◆ **WHAT TO PRODUCE**: Your task is to transcribe all the entries exactly, excluding pictures.

-- begin --

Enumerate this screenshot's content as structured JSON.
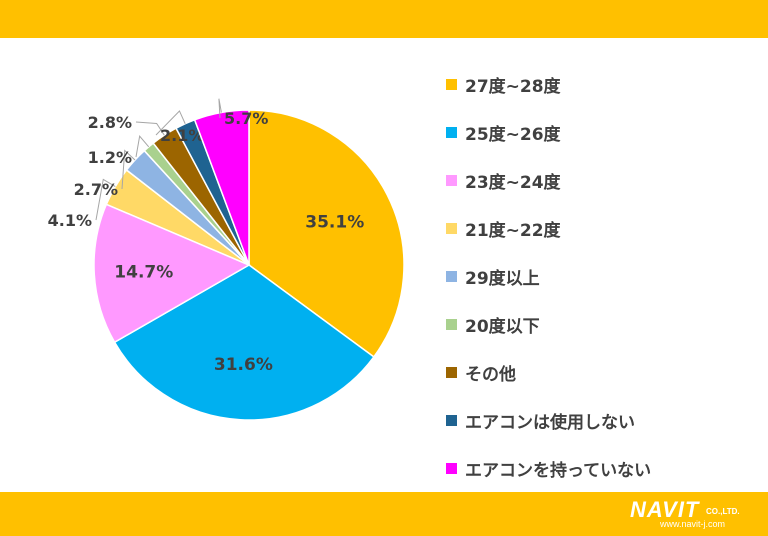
{
  "chart_data": {
    "type": "pie",
    "title": "",
    "slices": [
      {
        "label": "27度~28度",
        "value": 35.1,
        "value_label": "35.1%",
        "color": "#FFC000"
      },
      {
        "label": "25度~26度",
        "value": 31.6,
        "value_label": "31.6%",
        "color": "#00B0F0"
      },
      {
        "label": "23度~24度",
        "value": 14.7,
        "value_label": "14.7%",
        "color": "#FF99FF"
      },
      {
        "label": "21度~22度",
        "value": 4.1,
        "value_label": "4.1%",
        "color": "#FFD966"
      },
      {
        "label": "29度以上",
        "value": 2.7,
        "value_label": "2.7%",
        "color": "#8EB4E3"
      },
      {
        "label": "20度以下",
        "value": 1.2,
        "value_label": "1.2%",
        "color": "#A9D18E"
      },
      {
        "label": "その他",
        "value": 2.8,
        "value_label": "2.8%",
        "color": "#9C6500"
      },
      {
        "label": "エアコンは使用しない",
        "value": 2.1,
        "value_label": "2.1%",
        "color": "#1F6391"
      },
      {
        "label": "エアコンを持っていない",
        "value": 5.7,
        "value_label": "5.7%",
        "color": "#FF00FF"
      }
    ],
    "legend_position": "right"
  },
  "branding": {
    "logo_text": "NAVIT",
    "logo_suffix": "CO.,LTD.",
    "url": "www.navit-j.com",
    "band_color": "#FFC000"
  }
}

-- end --

◆ **FULL RESPONSE**:
Enumerate this screenshot's content as structured JSON.
{
  "chart_data": {
    "type": "pie",
    "title": "",
    "slices": [
      {
        "label": "27度~28度",
        "value": 35.1,
        "value_label": "35.1%",
        "color": "#FFC000"
      },
      {
        "label": "25度~26度",
        "value": 31.6,
        "value_label": "31.6%",
        "color": "#00B0F0"
      },
      {
        "label": "23度~24度",
        "value": 14.7,
        "value_label": "14.7%",
        "color": "#FF99FF"
      },
      {
        "label": "21度~22度",
        "value": 4.1,
        "value_label": "4.1%",
        "color": "#FFD966"
      },
      {
        "label": "29度以上",
        "value": 2.7,
        "value_label": "2.7%",
        "color": "#8EB4E3"
      },
      {
        "label": "20度以下",
        "value": 1.2,
        "value_label": "1.2%",
        "color": "#A9D18E"
      },
      {
        "label": "その他",
        "value": 2.8,
        "value_label": "2.8%",
        "color": "#9C6500"
      },
      {
        "label": "エアコンは使用しない",
        "value": 2.1,
        "value_label": "2.1%",
        "color": "#1F6391"
      },
      {
        "label": "エアコンを持っていない",
        "value": 5.7,
        "value_label": "5.7%",
        "color": "#FF00FF"
      }
    ],
    "legend_position": "right"
  },
  "branding": {
    "logo_text": "NAVIT",
    "logo_suffix": "CO.,LTD.",
    "url": "www.navit-j.com",
    "band_color": "#FFC000"
  }
}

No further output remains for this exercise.